--- THE PROBLEM ---
Retype all of the entries word for word.
··· DATA TO PROCESS ···
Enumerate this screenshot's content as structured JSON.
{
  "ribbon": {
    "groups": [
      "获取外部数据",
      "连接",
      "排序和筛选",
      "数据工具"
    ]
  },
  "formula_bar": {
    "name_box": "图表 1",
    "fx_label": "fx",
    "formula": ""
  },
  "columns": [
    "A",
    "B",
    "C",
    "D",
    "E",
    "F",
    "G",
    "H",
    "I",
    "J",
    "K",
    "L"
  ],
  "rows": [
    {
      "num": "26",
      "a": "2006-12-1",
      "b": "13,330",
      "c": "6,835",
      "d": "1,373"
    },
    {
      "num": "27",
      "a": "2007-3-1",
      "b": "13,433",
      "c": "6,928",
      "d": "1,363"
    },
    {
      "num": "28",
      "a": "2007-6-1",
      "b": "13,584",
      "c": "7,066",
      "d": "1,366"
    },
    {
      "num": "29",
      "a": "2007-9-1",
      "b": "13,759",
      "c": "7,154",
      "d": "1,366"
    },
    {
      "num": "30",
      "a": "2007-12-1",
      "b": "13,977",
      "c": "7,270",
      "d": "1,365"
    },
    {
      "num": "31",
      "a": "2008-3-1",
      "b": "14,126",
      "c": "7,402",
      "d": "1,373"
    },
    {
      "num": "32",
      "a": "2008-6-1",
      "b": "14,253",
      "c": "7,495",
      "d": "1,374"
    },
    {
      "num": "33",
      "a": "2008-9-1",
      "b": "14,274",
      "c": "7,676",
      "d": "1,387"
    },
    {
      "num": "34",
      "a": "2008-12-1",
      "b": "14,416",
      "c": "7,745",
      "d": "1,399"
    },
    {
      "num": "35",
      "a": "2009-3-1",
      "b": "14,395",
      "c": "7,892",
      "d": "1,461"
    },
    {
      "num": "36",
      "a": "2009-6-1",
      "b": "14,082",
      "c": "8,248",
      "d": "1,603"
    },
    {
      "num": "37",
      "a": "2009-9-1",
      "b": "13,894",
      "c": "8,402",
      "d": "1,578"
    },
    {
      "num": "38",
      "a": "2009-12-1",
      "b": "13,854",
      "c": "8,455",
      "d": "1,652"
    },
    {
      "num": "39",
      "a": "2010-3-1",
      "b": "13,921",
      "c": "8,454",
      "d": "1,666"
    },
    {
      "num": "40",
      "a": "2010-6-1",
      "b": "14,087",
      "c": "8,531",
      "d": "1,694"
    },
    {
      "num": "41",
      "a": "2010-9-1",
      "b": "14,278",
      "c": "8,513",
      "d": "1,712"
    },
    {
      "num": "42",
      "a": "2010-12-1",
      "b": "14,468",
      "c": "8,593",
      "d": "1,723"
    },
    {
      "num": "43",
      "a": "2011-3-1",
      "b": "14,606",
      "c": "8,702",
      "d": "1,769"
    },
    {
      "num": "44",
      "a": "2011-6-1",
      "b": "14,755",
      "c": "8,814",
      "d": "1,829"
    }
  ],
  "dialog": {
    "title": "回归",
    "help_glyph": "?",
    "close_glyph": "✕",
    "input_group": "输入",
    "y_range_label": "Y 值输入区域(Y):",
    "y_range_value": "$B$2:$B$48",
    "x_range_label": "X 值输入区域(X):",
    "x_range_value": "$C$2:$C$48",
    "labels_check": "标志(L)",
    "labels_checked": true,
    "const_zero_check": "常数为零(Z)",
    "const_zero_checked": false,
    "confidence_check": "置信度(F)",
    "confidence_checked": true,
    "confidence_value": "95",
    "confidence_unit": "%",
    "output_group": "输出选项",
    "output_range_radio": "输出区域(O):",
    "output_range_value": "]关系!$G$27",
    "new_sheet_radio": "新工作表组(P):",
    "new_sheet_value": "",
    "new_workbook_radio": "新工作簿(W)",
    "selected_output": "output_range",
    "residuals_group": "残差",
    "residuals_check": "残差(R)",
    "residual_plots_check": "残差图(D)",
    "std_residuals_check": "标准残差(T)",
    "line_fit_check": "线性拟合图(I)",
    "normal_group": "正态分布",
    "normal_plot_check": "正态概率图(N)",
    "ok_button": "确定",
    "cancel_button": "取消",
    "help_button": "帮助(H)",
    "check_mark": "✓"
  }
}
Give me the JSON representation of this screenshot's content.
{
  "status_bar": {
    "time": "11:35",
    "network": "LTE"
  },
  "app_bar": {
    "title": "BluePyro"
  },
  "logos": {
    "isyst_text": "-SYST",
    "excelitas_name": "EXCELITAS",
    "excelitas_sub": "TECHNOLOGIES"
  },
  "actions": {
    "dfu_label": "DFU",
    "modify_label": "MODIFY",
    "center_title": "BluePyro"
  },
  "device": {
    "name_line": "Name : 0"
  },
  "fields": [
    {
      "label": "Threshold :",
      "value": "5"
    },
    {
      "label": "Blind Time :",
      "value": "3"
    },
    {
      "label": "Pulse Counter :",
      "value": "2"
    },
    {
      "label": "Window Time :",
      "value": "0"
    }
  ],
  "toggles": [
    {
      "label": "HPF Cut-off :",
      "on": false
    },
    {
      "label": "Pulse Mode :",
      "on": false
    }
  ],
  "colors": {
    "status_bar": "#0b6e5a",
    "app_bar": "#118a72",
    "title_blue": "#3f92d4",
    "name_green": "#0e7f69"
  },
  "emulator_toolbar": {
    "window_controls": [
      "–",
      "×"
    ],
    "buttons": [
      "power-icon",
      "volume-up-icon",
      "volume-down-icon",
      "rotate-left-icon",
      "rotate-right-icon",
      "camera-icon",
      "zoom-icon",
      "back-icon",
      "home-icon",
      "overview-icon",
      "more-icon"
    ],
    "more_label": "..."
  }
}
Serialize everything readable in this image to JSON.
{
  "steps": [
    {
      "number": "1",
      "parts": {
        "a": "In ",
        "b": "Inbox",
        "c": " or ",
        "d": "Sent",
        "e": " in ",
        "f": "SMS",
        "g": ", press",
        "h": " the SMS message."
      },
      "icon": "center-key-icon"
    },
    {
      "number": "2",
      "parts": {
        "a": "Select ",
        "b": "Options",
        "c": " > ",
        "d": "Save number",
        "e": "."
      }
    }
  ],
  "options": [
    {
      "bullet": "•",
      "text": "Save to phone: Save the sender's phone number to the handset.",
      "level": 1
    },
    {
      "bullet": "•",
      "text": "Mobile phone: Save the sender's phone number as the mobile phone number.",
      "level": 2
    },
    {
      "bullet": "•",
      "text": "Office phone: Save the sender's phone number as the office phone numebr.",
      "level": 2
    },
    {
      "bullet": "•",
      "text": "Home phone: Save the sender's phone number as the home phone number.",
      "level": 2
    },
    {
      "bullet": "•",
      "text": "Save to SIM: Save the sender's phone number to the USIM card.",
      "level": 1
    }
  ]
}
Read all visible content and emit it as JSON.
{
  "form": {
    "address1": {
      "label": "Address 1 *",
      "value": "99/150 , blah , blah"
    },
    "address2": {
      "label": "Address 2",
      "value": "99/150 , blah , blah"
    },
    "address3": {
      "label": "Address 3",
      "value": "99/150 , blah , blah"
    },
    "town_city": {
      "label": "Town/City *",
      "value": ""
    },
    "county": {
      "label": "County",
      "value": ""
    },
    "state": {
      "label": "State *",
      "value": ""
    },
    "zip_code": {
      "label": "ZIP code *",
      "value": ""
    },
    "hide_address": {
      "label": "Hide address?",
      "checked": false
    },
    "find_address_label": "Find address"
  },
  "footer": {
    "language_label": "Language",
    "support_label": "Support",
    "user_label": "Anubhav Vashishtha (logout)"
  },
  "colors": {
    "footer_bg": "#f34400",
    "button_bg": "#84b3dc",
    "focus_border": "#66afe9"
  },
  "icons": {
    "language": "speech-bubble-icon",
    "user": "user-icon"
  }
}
···
--- SOLUTION FOR THIS EXERCISE ---
Enumerate this screenshot's content as structured JSON.
{
  "ribbon": {
    "groups": [
      "获取外部数据",
      "连接",
      "排序和筛选",
      "数据工具"
    ]
  },
  "formula_bar": {
    "name_box": "图表 1",
    "fx_label": "fx",
    "formula": ""
  },
  "columns": [
    "A",
    "B",
    "C",
    "D",
    "E",
    "F",
    "G",
    "H",
    "I",
    "J",
    "K",
    "L"
  ],
  "rows": [
    {
      "num": "26",
      "a": "2006-12-1",
      "b": "13,330",
      "c": "6,835",
      "d": "1,373"
    },
    {
      "num": "27",
      "a": "2007-3-1",
      "b": "13,433",
      "c": "6,928",
      "d": "1,363"
    },
    {
      "num": "28",
      "a": "2007-6-1",
      "b": "13,584",
      "c": "7,066",
      "d": "1,366"
    },
    {
      "num": "29",
      "a": "2007-9-1",
      "b": "13,759",
      "c": "7,154",
      "d": "1,366"
    },
    {
      "num": "30",
      "a": "2007-12-1",
      "b": "13,977",
      "c": "7,270",
      "d": "1,365"
    },
    {
      "num": "31",
      "a": "2008-3-1",
      "b": "14,126",
      "c": "7,402",
      "d": "1,373"
    },
    {
      "num": "32",
      "a": "2008-6-1",
      "b": "14,253",
      "c": "7,495",
      "d": "1,374"
    },
    {
      "num": "33",
      "a": "2008-9-1",
      "b": "14,274",
      "c": "7,676",
      "d": "1,387"
    },
    {
      "num": "34",
      "a": "2008-12-1",
      "b": "14,416",
      "c": "7,745",
      "d": "1,399"
    },
    {
      "num": "35",
      "a": "2009-3-1",
      "b": "14,395",
      "c": "7,892",
      "d": "1,461"
    },
    {
      "num": "36",
      "a": "2009-6-1",
      "b": "14,082",
      "c": "8,248",
      "d": "1,603"
    },
    {
      "num": "37",
      "a": "2009-9-1",
      "b": "13,894",
      "c": "8,402",
      "d": "1,578"
    },
    {
      "num": "38",
      "a": "2009-12-1",
      "b": "13,854",
      "c": "8,455",
      "d": "1,652"
    },
    {
      "num": "39",
      "a": "2010-3-1",
      "b": "13,921",
      "c": "8,454",
      "d": "1,666"
    },
    {
      "num": "40",
      "a": "2010-6-1",
      "b": "14,087",
      "c": "8,531",
      "d": "1,694"
    },
    {
      "num": "41",
      "a": "2010-9-1",
      "b": "14,278",
      "c": "8,513",
      "d": "1,712"
    },
    {
      "num": "42",
      "a": "2010-12-1",
      "b": "14,468",
      "c": "8,593",
      "d": "1,723"
    },
    {
      "num": "43",
      "a": "2011-3-1",
      "b": "14,606",
      "c": "8,702",
      "d": "1,769"
    },
    {
      "num": "44",
      "a": "2011-6-1",
      "b": "14,755",
      "c": "8,814",
      "d": "1,829"
    }
  ],
  "dialog": {
    "title": "回归",
    "help_glyph": "?",
    "close_glyph": "✕",
    "input_group": "输入",
    "y_range_label": "Y 值输入区域(Y):",
    "y_range_value": "$B$2:$B$48",
    "x_range_label": "X 值输入区域(X):",
    "x_range_value": "$C$2:$C$48",
    "labels_check": "标志(L)",
    "labels_checked": true,
    "const_zero_check": "常数为零(Z)",
    "const_zero_checked": false,
    "confidence_check": "置信度(F)",
    "confidence_checked": true,
    "confidence_value": "95",
    "confidence_unit": "%",
    "output_group": "输出选项",
    "output_range_radio": "输出区域(O):",
    "output_range_value": "]关系!$G$27",
    "new_sheet_radio": "新工作表组(P):",
    "new_sheet_value": "",
    "new_workbook_radio": "新工作簿(W)",
    "selected_output": "output_range",
    "residuals_group": "残差",
    "residuals_check": "残差(R)",
    "residual_plots_check": "残差图(D)",
    "std_residuals_check": "标准残差(T)",
    "line_fit_check": "线性拟合图(I)",
    "normal_group": "正态分布",
    "normal_plot_check": "正态概率图(N)",
    "ok_button": "确定",
    "cancel_button": "取消",
    "help_button": "帮助(H)",
    "check_mark": "✓"
  }
}
Give me the JSON representation of this screenshot's content.
{
  "status_bar": {
    "time": "11:35",
    "network": "LTE"
  },
  "app_bar": {
    "title": "BluePyro"
  },
  "logos": {
    "isyst_text": "-SYST",
    "excelitas_name": "EXCELITAS",
    "excelitas_sub": "TECHNOLOGIES"
  },
  "actions": {
    "dfu_label": "DFU",
    "modify_label": "MODIFY",
    "center_title": "BluePyro"
  },
  "device": {
    "name_line": "Name : 0"
  },
  "fields": [
    {
      "label": "Threshold :",
      "value": "5"
    },
    {
      "label": "Blind Time :",
      "value": "3"
    },
    {
      "label": "Pulse Counter :",
      "value": "2"
    },
    {
      "label": "Window Time :",
      "value": "0"
    }
  ],
  "toggles": [
    {
      "label": "HPF Cut-off :",
      "on": false
    },
    {
      "label": "Pulse Mode :",
      "on": false
    }
  ],
  "colors": {
    "status_bar": "#0b6e5a",
    "app_bar": "#118a72",
    "title_blue": "#3f92d4",
    "name_green": "#0e7f69"
  },
  "emulator_toolbar": {
    "window_controls": [
      "–",
      "×"
    ],
    "buttons": [
      "power-icon",
      "volume-up-icon",
      "volume-down-icon",
      "rotate-left-icon",
      "rotate-right-icon",
      "camera-icon",
      "zoom-icon",
      "back-icon",
      "home-icon",
      "overview-icon",
      "more-icon"
    ],
    "more_label": "..."
  }
}
Serialize everything readable in this image to JSON.
{
  "steps": [
    {
      "number": "1",
      "parts": {
        "a": "In ",
        "b": "Inbox",
        "c": " or ",
        "d": "Sent",
        "e": " in ",
        "f": "SMS",
        "g": ", press",
        "h": " the SMS message."
      },
      "icon": "center-key-icon"
    },
    {
      "number": "2",
      "parts": {
        "a": "Select ",
        "b": "Options",
        "c": " > ",
        "d": "Save number",
        "e": "."
      }
    }
  ],
  "options": [
    {
      "bullet": "•",
      "text": "Save to phone: Save the sender's phone number to the handset.",
      "level": 1
    },
    {
      "bullet": "•",
      "text": "Mobile phone: Save the sender's phone number as the mobile phone number.",
      "level": 2
    },
    {
      "bullet": "•",
      "text": "Office phone: Save the sender's phone number as the office phone numebr.",
      "level": 2
    },
    {
      "bullet": "•",
      "text": "Home phone: Save the sender's phone number as the home phone number.",
      "level": 2
    },
    {
      "bullet": "•",
      "text": "Save to SIM: Save the sender's phone number to the USIM card.",
      "level": 1
    }
  ]
}
Read all visible content and emit it as JSON.
{
  "form": {
    "address1": {
      "label": "Address 1 *",
      "value": "99/150 , blah , blah"
    },
    "address2": {
      "label": "Address 2",
      "value": "99/150 , blah , blah"
    },
    "address3": {
      "label": "Address 3",
      "value": "99/150 , blah , blah"
    },
    "town_city": {
      "label": "Town/City *",
      "value": ""
    },
    "county": {
      "label": "County",
      "value": ""
    },
    "state": {
      "label": "State *",
      "value": ""
    },
    "zip_code": {
      "label": "ZIP code *",
      "value": ""
    },
    "hide_address": {
      "label": "Hide address?",
      "checked": false
    },
    "find_address_label": "Find address"
  },
  "footer": {
    "language_label": "Language",
    "support_label": "Support",
    "user_label": "Anubhav Vashishtha (logout)"
  },
  "colors": {
    "footer_bg": "#f34400",
    "button_bg": "#84b3dc",
    "focus_border": "#66afe9"
  },
  "icons": {
    "language": "speech-bubble-icon",
    "user": "user-icon"
  }
}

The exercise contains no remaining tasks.